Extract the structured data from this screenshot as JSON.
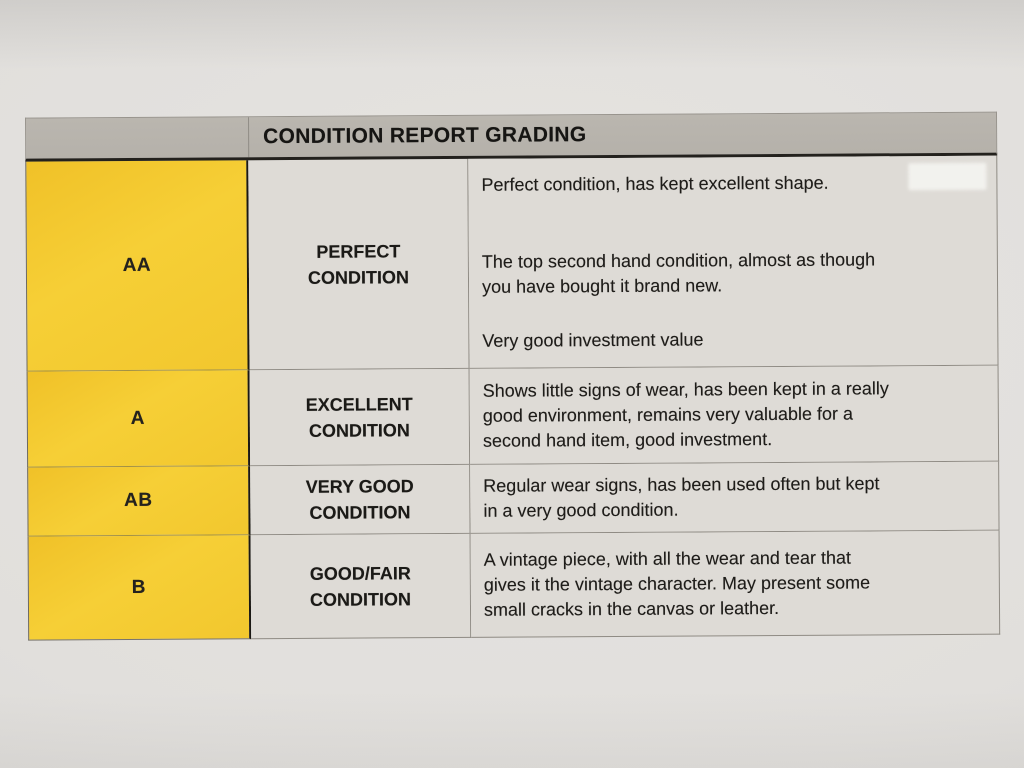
{
  "grading_table": {
    "header_title": "CONDITION REPORT GRADING",
    "rows": [
      {
        "grade": "AA",
        "condition_label": "PERFECT\nCONDITION",
        "description": [
          "Perfect condition, has kept excellent shape.",
          "The top second hand condition, almost as though\nyou have bought it brand new.",
          "Very good investment value"
        ]
      },
      {
        "grade": "A",
        "condition_label": "EXCELLENT\nCONDITION",
        "description": [
          "Shows little signs of wear, has been kept in a really\ngood environment, remains very valuable for a\nsecond hand item, good investment."
        ]
      },
      {
        "grade": "AB",
        "condition_label": "VERY GOOD\nCONDITION",
        "description": [
          "Regular wear signs, has been used often but kept\nin a very good condition."
        ]
      },
      {
        "grade": "B",
        "condition_label": "GOOD/FAIR\nCONDITION",
        "description": [
          "A vintage piece, with all the wear and tear that\ngives it the vintage character. May present some\nsmall cracks in the canvas or leather."
        ]
      }
    ],
    "colors": {
      "grade_column_yellow": "#F3C82F",
      "header_gray": "#B7B3AC",
      "cell_gray": "#DEDBD6",
      "paper_gray": "#E1DFDC",
      "text": "#1E1C19"
    }
  }
}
---+---
Reproduce the material above in full and without alteration, but skip all pictures.

**Correct result**
Extract the structured data from this screenshot as JSON.
{
  "grading_table": {
    "header_title": "CONDITION REPORT GRADING",
    "rows": [
      {
        "grade": "AA",
        "condition_label": "PERFECT\nCONDITION",
        "description": [
          "Perfect condition, has kept excellent shape.",
          "The top second hand condition, almost as though\nyou have bought it brand new.",
          "Very good investment value"
        ]
      },
      {
        "grade": "A",
        "condition_label": "EXCELLENT\nCONDITION",
        "description": [
          "Shows little signs of wear, has been kept in a really\ngood environment, remains very valuable for a\nsecond hand item, good investment."
        ]
      },
      {
        "grade": "AB",
        "condition_label": "VERY GOOD\nCONDITION",
        "description": [
          "Regular wear signs, has been used often but kept\nin a very good condition."
        ]
      },
      {
        "grade": "B",
        "condition_label": "GOOD/FAIR\nCONDITION",
        "description": [
          "A vintage piece, with all the wear and tear that\ngives it the vintage character. May present some\nsmall cracks in the canvas or leather."
        ]
      }
    ],
    "colors": {
      "grade_column_yellow": "#F3C82F",
      "header_gray": "#B7B3AC",
      "cell_gray": "#DEDBD6",
      "paper_gray": "#E1DFDC",
      "text": "#1E1C19"
    }
  }
}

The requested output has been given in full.